---------- MATERIALS PROVIDED ----------

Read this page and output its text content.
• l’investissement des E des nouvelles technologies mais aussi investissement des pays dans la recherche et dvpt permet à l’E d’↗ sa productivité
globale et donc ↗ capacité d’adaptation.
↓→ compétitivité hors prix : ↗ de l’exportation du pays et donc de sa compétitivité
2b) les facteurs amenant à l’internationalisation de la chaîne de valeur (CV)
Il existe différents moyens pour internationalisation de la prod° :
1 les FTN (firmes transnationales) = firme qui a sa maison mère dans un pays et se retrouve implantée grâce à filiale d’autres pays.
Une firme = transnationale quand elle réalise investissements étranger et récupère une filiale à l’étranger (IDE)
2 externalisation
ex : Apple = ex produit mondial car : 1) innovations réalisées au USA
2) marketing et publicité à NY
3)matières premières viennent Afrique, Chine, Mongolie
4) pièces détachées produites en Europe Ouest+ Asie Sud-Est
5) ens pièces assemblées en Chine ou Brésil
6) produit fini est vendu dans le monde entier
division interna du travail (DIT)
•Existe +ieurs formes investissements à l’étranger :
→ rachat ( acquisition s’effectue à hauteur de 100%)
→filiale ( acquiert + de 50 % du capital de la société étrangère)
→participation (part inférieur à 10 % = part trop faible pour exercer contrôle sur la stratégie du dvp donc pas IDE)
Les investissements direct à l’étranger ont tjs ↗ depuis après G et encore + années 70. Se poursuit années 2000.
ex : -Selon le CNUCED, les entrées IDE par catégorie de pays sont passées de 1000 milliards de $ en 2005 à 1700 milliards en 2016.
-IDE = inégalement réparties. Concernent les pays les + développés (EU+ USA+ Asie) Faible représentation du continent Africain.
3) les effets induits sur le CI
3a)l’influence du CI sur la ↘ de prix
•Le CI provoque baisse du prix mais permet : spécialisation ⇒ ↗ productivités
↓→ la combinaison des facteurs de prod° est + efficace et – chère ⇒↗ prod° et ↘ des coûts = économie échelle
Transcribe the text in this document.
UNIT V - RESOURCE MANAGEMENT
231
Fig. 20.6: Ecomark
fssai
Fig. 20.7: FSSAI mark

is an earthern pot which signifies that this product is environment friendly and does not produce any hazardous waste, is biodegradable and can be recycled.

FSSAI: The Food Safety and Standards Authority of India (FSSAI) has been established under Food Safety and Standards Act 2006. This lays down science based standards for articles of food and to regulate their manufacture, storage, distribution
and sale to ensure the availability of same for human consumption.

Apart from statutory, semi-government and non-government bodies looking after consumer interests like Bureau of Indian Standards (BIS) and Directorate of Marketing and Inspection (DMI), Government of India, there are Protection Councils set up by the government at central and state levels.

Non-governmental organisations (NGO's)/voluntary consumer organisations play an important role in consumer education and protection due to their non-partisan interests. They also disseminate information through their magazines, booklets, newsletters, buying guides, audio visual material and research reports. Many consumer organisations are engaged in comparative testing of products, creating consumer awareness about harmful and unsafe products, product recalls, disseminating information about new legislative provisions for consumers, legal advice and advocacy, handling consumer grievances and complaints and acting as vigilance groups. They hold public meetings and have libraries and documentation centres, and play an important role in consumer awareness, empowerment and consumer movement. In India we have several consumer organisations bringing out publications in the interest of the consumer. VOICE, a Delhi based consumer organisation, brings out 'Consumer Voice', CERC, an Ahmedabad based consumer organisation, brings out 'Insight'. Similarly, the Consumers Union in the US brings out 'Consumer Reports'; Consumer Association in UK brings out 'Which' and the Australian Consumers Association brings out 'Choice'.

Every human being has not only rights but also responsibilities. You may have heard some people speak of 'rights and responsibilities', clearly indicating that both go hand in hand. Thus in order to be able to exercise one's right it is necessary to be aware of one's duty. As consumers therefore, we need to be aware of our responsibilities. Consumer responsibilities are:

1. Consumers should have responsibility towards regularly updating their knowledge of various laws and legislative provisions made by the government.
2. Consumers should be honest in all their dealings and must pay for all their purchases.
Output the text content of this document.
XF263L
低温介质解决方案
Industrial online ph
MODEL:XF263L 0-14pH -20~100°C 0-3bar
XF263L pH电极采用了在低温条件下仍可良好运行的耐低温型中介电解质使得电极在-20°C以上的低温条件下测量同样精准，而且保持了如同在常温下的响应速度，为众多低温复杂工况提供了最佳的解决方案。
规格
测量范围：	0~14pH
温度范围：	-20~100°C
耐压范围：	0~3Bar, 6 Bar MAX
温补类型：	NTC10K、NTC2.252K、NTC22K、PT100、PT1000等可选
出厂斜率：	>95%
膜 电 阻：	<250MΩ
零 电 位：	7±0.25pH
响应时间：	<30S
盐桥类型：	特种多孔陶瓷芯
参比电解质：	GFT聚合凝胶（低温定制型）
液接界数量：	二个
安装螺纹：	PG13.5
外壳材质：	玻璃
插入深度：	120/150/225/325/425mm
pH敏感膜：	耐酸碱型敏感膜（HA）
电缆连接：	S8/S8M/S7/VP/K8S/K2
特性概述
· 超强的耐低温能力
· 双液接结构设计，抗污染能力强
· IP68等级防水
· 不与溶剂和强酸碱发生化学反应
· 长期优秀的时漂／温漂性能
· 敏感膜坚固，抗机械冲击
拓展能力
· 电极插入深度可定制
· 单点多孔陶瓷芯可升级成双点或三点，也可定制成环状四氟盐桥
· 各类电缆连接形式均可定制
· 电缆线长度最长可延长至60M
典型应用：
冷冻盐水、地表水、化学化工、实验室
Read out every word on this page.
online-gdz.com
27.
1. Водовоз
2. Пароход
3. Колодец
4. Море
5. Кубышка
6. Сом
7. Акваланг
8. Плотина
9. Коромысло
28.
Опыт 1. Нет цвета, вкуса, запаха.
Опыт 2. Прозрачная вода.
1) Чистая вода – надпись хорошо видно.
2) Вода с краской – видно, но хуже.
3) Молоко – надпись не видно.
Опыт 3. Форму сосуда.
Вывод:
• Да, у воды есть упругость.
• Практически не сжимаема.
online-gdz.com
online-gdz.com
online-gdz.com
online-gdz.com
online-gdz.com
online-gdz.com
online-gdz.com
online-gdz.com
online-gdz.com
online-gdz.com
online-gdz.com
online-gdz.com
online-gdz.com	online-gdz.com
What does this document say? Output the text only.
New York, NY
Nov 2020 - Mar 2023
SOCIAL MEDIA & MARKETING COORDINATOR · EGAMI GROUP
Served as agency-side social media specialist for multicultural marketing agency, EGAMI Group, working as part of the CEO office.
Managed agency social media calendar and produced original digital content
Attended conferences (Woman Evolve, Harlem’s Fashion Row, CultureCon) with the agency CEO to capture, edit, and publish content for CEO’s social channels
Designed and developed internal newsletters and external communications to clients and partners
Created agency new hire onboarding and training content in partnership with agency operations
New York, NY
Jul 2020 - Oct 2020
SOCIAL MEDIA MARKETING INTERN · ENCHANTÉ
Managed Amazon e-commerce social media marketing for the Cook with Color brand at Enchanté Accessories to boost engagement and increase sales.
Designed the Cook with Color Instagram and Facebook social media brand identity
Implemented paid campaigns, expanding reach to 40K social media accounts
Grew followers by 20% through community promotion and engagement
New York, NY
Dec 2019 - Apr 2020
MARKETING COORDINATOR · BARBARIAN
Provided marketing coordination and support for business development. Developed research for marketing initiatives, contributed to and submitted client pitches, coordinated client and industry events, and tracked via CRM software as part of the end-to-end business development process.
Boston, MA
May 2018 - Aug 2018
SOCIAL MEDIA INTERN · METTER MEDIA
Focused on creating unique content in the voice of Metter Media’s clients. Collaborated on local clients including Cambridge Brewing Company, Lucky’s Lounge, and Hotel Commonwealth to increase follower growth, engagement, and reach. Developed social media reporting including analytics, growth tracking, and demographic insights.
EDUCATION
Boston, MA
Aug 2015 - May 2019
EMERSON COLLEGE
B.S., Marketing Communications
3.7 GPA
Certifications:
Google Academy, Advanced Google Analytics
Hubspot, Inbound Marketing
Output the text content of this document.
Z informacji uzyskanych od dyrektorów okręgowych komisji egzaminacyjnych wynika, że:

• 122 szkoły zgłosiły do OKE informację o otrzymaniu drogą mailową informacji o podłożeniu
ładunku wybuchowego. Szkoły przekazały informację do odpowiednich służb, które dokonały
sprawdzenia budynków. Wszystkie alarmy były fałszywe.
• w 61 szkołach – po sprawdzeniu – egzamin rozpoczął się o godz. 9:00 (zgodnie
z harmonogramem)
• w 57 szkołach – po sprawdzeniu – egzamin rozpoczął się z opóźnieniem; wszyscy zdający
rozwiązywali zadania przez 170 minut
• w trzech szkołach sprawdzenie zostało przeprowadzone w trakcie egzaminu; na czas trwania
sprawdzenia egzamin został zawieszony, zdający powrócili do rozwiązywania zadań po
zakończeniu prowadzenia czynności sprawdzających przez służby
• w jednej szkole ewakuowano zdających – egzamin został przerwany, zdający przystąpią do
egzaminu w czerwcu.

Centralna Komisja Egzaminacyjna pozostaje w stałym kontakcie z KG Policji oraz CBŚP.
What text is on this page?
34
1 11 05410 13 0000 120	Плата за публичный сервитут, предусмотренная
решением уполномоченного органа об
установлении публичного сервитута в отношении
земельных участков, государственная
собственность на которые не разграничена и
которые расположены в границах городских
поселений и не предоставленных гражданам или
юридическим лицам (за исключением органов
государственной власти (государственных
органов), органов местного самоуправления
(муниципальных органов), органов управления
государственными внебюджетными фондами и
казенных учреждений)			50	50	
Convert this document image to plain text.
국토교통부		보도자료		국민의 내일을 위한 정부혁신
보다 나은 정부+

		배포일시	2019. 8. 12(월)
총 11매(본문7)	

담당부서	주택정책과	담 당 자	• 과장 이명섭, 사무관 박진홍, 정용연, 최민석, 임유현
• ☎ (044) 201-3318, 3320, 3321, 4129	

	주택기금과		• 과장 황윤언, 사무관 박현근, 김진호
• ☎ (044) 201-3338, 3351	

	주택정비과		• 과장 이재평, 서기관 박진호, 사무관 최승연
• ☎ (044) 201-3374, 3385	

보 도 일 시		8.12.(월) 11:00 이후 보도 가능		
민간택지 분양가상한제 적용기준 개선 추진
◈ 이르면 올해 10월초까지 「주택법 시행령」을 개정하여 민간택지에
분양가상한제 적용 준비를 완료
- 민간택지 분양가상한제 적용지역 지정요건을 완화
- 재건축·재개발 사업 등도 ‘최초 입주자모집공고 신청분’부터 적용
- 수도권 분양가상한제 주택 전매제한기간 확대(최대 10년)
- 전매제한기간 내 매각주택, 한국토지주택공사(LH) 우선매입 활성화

----------

_WHAT TO PRODUCE:_ Which lines in the records above contain the string "Managed"? Copy each one.

_THE RESULT:_
Managed agency social media calendar and produced original digital content
Managed Amazon e-commerce social media marketing for the Cook with Color brand at Enchanté Accessories to boost engagement and increase sales.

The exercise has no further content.